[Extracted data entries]

++++++++++

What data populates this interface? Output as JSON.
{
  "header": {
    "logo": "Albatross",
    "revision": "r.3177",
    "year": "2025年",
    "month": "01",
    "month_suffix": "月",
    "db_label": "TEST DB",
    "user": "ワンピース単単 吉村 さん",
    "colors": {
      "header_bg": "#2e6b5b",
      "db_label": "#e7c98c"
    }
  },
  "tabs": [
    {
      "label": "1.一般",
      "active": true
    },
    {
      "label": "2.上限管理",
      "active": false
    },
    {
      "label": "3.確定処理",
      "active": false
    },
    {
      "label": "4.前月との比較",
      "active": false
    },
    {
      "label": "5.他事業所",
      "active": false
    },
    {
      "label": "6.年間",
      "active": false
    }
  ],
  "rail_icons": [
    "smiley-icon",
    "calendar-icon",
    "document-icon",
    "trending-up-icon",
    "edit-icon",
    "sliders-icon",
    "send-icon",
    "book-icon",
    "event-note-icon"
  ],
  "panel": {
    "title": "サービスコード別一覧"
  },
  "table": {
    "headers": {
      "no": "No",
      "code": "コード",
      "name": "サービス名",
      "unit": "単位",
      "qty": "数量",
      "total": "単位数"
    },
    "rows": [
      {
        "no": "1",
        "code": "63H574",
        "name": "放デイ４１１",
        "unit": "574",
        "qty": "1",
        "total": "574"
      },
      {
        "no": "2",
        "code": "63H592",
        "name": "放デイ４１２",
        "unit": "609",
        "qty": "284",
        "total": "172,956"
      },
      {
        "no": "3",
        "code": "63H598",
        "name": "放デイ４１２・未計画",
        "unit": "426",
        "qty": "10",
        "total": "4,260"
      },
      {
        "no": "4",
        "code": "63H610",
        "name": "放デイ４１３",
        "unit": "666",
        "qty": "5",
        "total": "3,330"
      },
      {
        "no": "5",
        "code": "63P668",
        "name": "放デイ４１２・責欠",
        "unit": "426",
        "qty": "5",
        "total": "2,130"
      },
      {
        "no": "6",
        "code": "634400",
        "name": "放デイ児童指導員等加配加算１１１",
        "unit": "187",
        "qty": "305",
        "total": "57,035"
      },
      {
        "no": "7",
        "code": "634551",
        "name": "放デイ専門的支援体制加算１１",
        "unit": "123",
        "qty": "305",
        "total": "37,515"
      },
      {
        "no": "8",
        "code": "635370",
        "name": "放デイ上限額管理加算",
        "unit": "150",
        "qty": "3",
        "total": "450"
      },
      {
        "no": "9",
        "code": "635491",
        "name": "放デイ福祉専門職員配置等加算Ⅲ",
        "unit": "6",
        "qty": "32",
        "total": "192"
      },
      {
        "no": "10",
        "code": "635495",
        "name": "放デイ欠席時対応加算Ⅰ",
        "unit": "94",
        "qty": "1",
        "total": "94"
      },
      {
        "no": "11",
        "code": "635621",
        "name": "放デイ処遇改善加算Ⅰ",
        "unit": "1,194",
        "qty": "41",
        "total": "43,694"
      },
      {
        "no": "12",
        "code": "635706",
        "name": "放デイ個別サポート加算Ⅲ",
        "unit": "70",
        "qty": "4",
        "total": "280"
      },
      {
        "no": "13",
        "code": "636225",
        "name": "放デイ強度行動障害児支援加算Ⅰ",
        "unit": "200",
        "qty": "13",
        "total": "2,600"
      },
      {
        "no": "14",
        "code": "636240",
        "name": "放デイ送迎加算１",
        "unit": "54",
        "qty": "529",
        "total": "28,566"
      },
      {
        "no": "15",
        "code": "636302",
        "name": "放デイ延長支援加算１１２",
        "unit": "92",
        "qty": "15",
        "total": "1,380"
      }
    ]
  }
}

++++++++++

### Exercise prompt
Give all the records again. Match them exactly.

### Solution for this problem
What data populates this interface? Output as JSON.
{
  "header": {
    "logo": "Albatross",
    "revision": "r.3177",
    "year": "2025年",
    "month": "01",
    "month_suffix": "月",
    "db_label": "TEST DB",
    "user": "ワンピース単単 吉村 さん",
    "colors": {
      "header_bg": "#2e6b5b",
      "db_label": "#e7c98c"
    }
  },
  "tabs": [
    {
      "label": "1.一般",
      "active": true
    },
    {
      "label": "2.上限管理",
      "active": false
    },
    {
      "label": "3.確定処理",
      "active": false
    },
    {
      "label": "4.前月との比較",
      "active": false
    },
    {
      "label": "5.他事業所",
      "active": false
    },
    {
      "label": "6.年間",
      "active": false
    }
  ],
  "rail_icons": [
    "smiley-icon",
    "calendar-icon",
    "document-icon",
    "trending-up-icon",
    "edit-icon",
    "sliders-icon",
    "send-icon",
    "book-icon",
    "event-note-icon"
  ],
  "panel": {
    "title": "サービスコード別一覧"
  },
  "table": {
    "headers": {
      "no": "No",
      "code": "コード",
      "name": "サービス名",
      "unit": "単位",
      "qty": "数量",
      "total": "単位数"
    },
    "rows": [
      {
        "no": "1",
        "code": "63H574",
        "name": "放デイ４１１",
        "unit": "574",
        "qty": "1",
        "total": "574"
      },
      {
        "no": "2",
        "code": "63H592",
        "name": "放デイ４１２",
        "unit": "609",
        "qty": "284",
        "total": "172,956"
      },
      {
        "no": "3",
        "code": "63H598",
        "name": "放デイ４１２・未計画",
        "unit": "426",
        "qty": "10",
        "total": "4,260"
      },
      {
        "no": "4",
        "code": "63H610",
        "name": "放デイ４１３",
        "unit": "666",
        "qty": "5",
        "total": "3,330"
      },
      {
        "no": "5",
        "code": "63P668",
        "name": "放デイ４１２・責欠",
        "unit": "426",
        "qty": "5",
        "total": "2,130"
      },
      {
        "no": "6",
        "code": "634400",
        "name": "放デイ児童指導員等加配加算１１１",
        "unit": "187",
        "qty": "305",
        "total": "57,035"
      },
      {
        "no": "7",
        "code": "634551",
        "name": "放デイ専門的支援体制加算１１",
        "unit": "123",
        "qty": "305",
        "total": "37,515"
      },
      {
        "no": "8",
        "code": "635370",
        "name": "放デイ上限額管理加算",
        "unit": "150",
        "qty": "3",
        "total": "450"
      },
      {
        "no": "9",
        "code": "635491",
        "name": "放デイ福祉専門職員配置等加算Ⅲ",
        "unit": "6",
        "qty": "32",
        "total": "192"
      },
      {
        "no": "10",
        "code": "635495",
        "name": "放デイ欠席時対応加算Ⅰ",
        "unit": "94",
        "qty": "1",
        "total": "94"
      },
      {
        "no": "11",
        "code": "635621",
        "name": "放デイ処遇改善加算Ⅰ",
        "unit": "1,194",
        "qty": "41",
        "total": "43,694"
      },
      {
        "no": "12",
        "code": "635706",
        "name": "放デイ個別サポート加算Ⅲ",
        "unit": "70",
        "qty": "4",
        "total": "280"
      },
      {
        "no": "13",
        "code": "636225",
        "name": "放デイ強度行動障害児支援加算Ⅰ",
        "unit": "200",
        "qty": "13",
        "total": "2,600"
      },
      {
        "no": "14",
        "code": "636240",
        "name": "放デイ送迎加算１",
        "unit": "54",
        "qty": "529",
        "total": "28,566"
      },
      {
        "no": "15",
        "code": "636302",
        "name": "放デイ延長支援加算１１２",
        "unit": "92",
        "qty": "15",
        "total": "1,380"
      }
    ]
  }
}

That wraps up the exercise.